— Start of Records for the exercise —

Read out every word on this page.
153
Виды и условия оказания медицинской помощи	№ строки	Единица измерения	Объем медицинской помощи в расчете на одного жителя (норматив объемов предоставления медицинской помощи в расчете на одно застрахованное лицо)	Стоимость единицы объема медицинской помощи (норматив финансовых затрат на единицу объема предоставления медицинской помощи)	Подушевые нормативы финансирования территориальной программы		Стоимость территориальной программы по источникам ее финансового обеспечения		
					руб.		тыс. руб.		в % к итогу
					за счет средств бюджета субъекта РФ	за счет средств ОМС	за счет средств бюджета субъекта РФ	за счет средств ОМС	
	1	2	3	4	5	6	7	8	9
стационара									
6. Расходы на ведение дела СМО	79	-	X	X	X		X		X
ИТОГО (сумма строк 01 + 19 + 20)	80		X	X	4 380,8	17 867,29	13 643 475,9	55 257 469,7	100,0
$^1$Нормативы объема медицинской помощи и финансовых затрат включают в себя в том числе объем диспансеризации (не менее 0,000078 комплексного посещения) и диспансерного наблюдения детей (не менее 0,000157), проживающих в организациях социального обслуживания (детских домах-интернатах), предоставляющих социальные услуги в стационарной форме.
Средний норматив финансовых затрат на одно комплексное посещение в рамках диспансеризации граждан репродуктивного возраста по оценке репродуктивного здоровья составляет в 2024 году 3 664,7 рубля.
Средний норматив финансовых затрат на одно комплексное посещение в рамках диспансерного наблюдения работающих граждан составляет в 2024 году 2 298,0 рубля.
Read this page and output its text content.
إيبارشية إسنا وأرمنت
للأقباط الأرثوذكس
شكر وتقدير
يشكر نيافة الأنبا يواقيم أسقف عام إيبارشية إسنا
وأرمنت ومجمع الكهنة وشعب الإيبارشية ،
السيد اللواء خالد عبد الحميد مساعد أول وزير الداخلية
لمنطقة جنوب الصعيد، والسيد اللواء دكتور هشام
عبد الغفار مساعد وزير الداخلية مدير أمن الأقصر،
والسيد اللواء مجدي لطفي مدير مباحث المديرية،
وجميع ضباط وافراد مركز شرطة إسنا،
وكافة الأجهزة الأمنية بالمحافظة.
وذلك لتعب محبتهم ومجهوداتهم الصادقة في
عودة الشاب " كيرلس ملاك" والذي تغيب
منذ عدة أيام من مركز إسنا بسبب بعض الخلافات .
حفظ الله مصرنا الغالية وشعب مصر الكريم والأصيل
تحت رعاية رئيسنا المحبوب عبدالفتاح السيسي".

— End of Records for the exercise —

Problem to work on – Please repeat all the records above exactly as they appear.

Output of the exercise –
Read out every word on this page.
153
Виды и условия оказания медицинской помощи	№ строки	Единица измерения	Объем медицинской помощи в расчете на одного жителя (норматив объемов предоставления медицинской помощи в расчете на одно застрахованное лицо)	Стоимость единицы объема медицинской помощи (норматив финансовых затрат на единицу объема предоставления медицинской помощи)	Подушевые нормативы финансирования территориальной программы		Стоимость территориальной программы по источникам ее финансового обеспечения		
					руб.		тыс. руб.		в % к итогу
					за счет средств бюджета субъекта РФ	за счет средств ОМС	за счет средств бюджета субъекта РФ	за счет средств ОМС	
	1	2	3	4	5	6	7	8	9
стационара									
6. Расходы на ведение дела СМО	79	-	X	X	X		X		X
ИТОГО (сумма строк 01 + 19 + 20)	80		X	X	4 380,8	17 867,29	13 643 475,9	55 257 469,7	100,0
$^1$Нормативы объема медицинской помощи и финансовых затрат включают в себя в том числе объем диспансеризации (не менее 0,000078 комплексного посещения) и диспансерного наблюдения детей (не менее 0,000157), проживающих в организациях социального обслуживания (детских домах-интернатах), предоставляющих социальные услуги в стационарной форме.
Средний норматив финансовых затрат на одно комплексное посещение в рамках диспансеризации граждан репродуктивного возраста по оценке репродуктивного здоровья составляет в 2024 году 3 664,7 рубля.
Средний норматив финансовых затрат на одно комплексное посещение в рамках диспансерного наблюдения работающих граждан составляет в 2024 году 2 298,0 рубля.
Read this page and output its text content.
إيبارشية إسنا وأرمنت
للأقباط الأرثوذكس
شكر وتقدير
يشكر نيافة الأنبا يواقيم أسقف عام إيبارشية إسنا
وأرمنت ومجمع الكهنة وشعب الإيبارشية ،
السيد اللواء خالد عبد الحميد مساعد أول وزير الداخلية
لمنطقة جنوب الصعيد، والسيد اللواء دكتور هشام
عبد الغفار مساعد وزير الداخلية مدير أمن الأقصر،
والسيد اللواء مجدي لطفي مدير مباحث المديرية،
وجميع ضباط وافراد مركز شرطة إسنا،
وكافة الأجهزة الأمنية بالمحافظة.
وذلك لتعب محبتهم ومجهوداتهم الصادقة في
عودة الشاب " كيرلس ملاك" والذي تغيب
منذ عدة أيام من مركز إسنا بسبب بعض الخلافات .
حفظ الله مصرنا الغالية وشعب مصر الكريم والأصيل
تحت رعاية رئيسنا المحبوب عبدالفتاح السيسي".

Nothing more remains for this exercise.